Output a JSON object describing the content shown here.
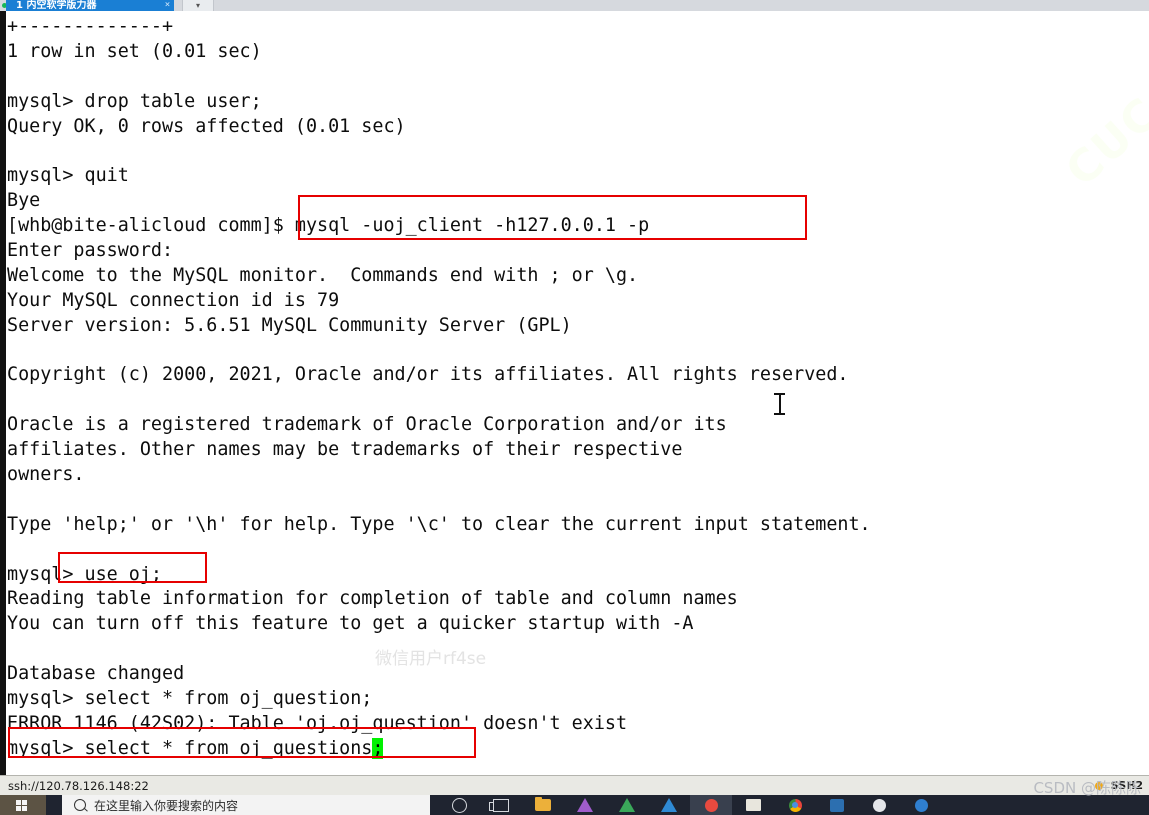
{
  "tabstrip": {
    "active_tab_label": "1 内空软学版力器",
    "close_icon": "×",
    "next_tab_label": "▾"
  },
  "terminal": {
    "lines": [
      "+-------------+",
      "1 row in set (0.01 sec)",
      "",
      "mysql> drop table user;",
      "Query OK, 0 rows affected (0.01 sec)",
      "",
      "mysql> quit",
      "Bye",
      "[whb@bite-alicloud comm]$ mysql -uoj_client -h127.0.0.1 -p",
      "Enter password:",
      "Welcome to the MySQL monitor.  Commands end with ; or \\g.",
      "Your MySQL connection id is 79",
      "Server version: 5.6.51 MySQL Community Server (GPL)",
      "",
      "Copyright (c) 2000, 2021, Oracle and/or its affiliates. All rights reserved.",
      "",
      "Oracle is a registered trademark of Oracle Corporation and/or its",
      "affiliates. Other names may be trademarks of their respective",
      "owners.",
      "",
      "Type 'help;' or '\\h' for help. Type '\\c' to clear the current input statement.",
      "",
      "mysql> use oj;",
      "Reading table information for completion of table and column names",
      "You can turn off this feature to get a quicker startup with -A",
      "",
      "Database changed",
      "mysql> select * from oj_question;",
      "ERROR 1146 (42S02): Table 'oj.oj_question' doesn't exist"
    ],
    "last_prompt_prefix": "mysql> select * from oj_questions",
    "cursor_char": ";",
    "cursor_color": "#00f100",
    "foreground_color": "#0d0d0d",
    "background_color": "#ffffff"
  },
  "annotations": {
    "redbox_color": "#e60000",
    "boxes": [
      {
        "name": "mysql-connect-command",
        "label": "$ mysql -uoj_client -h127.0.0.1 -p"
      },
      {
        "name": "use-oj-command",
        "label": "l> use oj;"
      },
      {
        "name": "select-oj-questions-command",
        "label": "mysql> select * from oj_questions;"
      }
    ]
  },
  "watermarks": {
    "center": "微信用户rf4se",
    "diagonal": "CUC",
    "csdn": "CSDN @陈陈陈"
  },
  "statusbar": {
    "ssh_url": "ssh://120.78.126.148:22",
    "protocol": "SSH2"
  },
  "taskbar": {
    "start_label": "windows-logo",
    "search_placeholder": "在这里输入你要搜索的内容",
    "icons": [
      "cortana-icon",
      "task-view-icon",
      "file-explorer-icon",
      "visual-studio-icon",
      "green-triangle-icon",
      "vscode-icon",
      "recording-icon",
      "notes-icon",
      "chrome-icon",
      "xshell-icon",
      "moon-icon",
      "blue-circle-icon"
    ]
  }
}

◆ ◆ ◆ ◆ ◆

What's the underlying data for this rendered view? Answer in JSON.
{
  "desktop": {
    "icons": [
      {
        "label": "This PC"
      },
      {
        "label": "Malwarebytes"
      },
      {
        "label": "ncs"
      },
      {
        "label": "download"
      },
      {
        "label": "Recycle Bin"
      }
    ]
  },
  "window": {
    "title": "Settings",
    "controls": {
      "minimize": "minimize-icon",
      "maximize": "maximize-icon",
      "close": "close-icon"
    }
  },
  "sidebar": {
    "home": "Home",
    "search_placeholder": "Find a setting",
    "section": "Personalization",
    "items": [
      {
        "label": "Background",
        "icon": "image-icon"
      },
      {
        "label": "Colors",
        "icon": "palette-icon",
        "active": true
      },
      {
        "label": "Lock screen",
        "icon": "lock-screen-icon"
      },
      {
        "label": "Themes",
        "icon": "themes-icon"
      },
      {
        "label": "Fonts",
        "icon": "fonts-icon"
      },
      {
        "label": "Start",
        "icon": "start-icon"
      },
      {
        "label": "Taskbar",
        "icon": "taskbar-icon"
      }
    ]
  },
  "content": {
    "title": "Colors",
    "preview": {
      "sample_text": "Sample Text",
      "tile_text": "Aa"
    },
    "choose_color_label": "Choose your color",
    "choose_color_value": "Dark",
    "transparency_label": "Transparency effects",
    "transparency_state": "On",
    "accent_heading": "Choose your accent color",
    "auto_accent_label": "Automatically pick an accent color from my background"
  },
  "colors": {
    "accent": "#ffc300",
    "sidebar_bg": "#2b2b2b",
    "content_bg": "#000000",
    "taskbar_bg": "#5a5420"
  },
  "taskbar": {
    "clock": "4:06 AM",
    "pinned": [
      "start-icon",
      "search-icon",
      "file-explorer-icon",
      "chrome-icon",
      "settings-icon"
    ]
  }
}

◆ ◆ ◆ ◆ ◆

Do this
Which lines contain the word "Oracle"? Return each of them.

Task output
      "Copyright (c) 2000, 2021, Oracle and/or its affiliates. All rights reserved.",
      "Oracle is a registered trademark of Oracle Corporation and/or its",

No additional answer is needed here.